-- START Dataset rows --
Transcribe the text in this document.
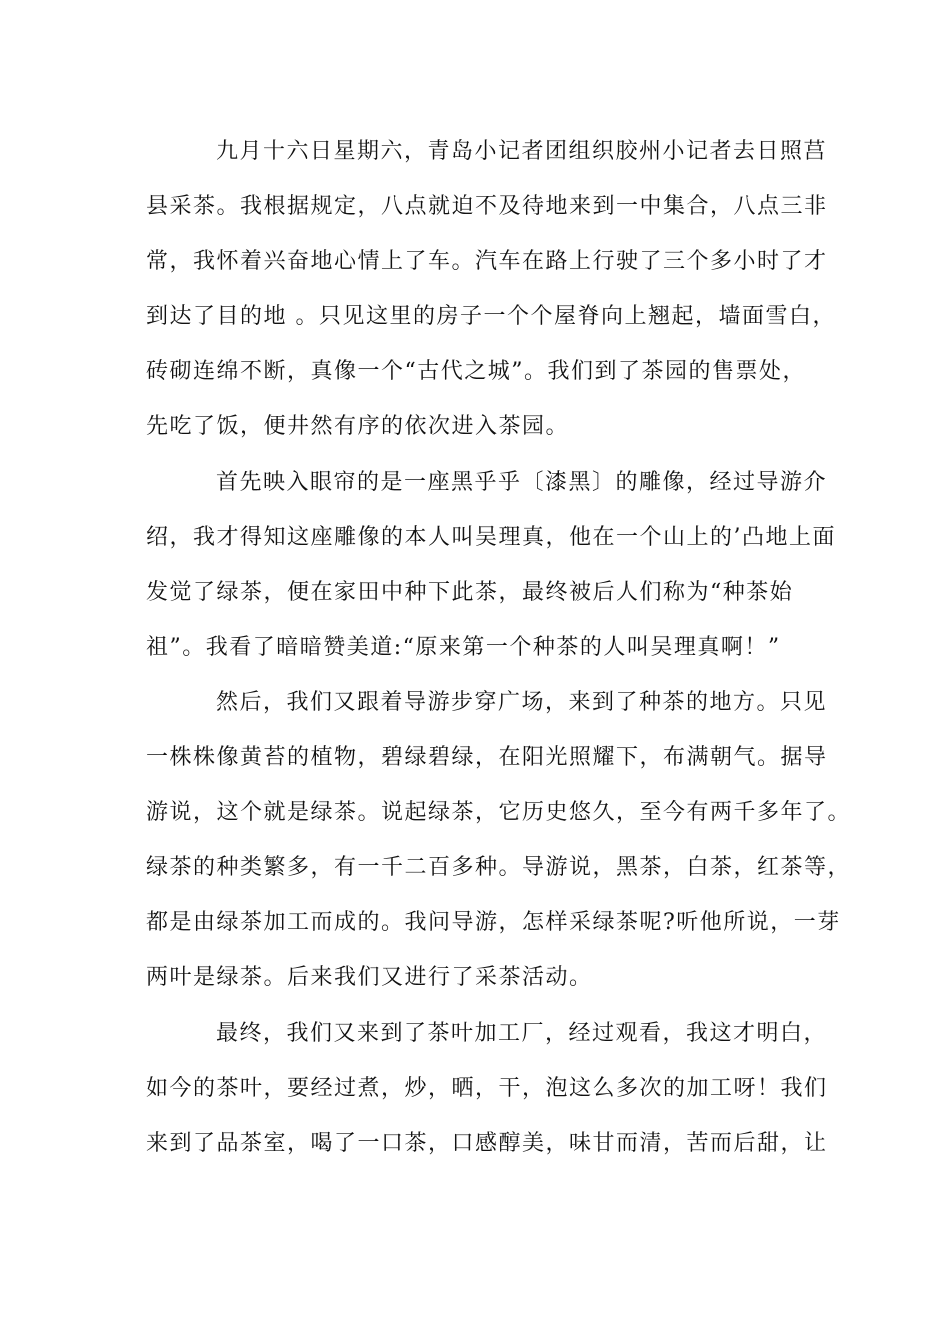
九月十六日星期六，青岛小记者团组织胶州小记者去日照莒
县采茶。我根据规定，八点就迫不及待地来到一中集合，八点三非
常，我怀着兴奋地心情上了车。汽车在路上行驶了三个多小时了才
到达了目的地 。只见这里的房子一个个屋脊向上翘起，墙面雪白，
砖砌连绵不断，真像一个“古代之城”。我们到了茶园的售票处，
先吃了饭，便井然有序的依次进入茶园。
首先映入眼帘的是一座黑乎乎〔漆黑〕的雕像，经过导游介
绍，我才得知这座雕像的本人叫吴理真，他在一个山上的’凸地上面
发觉了绿茶，便在家田中种下此茶，最终被后人们称为“种茶始
祖”。我看了暗暗赞美道:“原来第一个种茶的人叫吴理真啊！”
然后，我们又跟着导游步穿广场，来到了种茶的地方。只见
一株株像黄苔的植物，碧绿碧绿，在阳光照耀下，布满朝气。据导
游说，这个就是绿茶。说起绿茶，它历史悠久，至今有两千多年了。
绿茶的种类繁多，有一千二百多种。导游说，黑茶，白茶，红茶等，
都是由绿茶加工而成的。我问导游，怎样采绿茶呢?听他所说，一芽
两叶是绿茶。后来我们又进行了采茶活动。
最终，我们又来到了茶叶加工厂，经过观看，我这才明白，
如今的茶叶，要经过煮，炒，晒，干，泡这么多次的加工呀！我们
来到了品茶室，喝了一口茶，口感醇美，味甘而清，苦而后甜，让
-- END Dataset rows --
- **What is being asked**: Reproduce all the records verbatim, excluding images.

- **Exercise answer**:
Transcribe the text in this document.
九月十六日星期六，青岛小记者团组织胶州小记者去日照莒
县采茶。我根据规定，八点就迫不及待地来到一中集合，八点三非
常，我怀着兴奋地心情上了车。汽车在路上行驶了三个多小时了才
到达了目的地 。只见这里的房子一个个屋脊向上翘起，墙面雪白，
砖砌连绵不断，真像一个“古代之城”。我们到了茶园的售票处，
先吃了饭，便井然有序的依次进入茶园。
首先映入眼帘的是一座黑乎乎〔漆黑〕的雕像，经过导游介
绍，我才得知这座雕像的本人叫吴理真，他在一个山上的’凸地上面
发觉了绿茶，便在家田中种下此茶，最终被后人们称为“种茶始
祖”。我看了暗暗赞美道:“原来第一个种茶的人叫吴理真啊！”
然后，我们又跟着导游步穿广场，来到了种茶的地方。只见
一株株像黄苔的植物，碧绿碧绿，在阳光照耀下，布满朝气。据导
游说，这个就是绿茶。说起绿茶，它历史悠久，至今有两千多年了。
绿茶的种类繁多，有一千二百多种。导游说，黑茶，白茶，红茶等，
都是由绿茶加工而成的。我问导游，怎样采绿茶呢?听他所说，一芽
两叶是绿茶。后来我们又进行了采茶活动。
最终，我们又来到了茶叶加工厂，经过观看，我这才明白，
如今的茶叶，要经过煮，炒，晒，干，泡这么多次的加工呀！我们
来到了品茶室，喝了一口茶，口感醇美，味甘而清，苦而后甜，让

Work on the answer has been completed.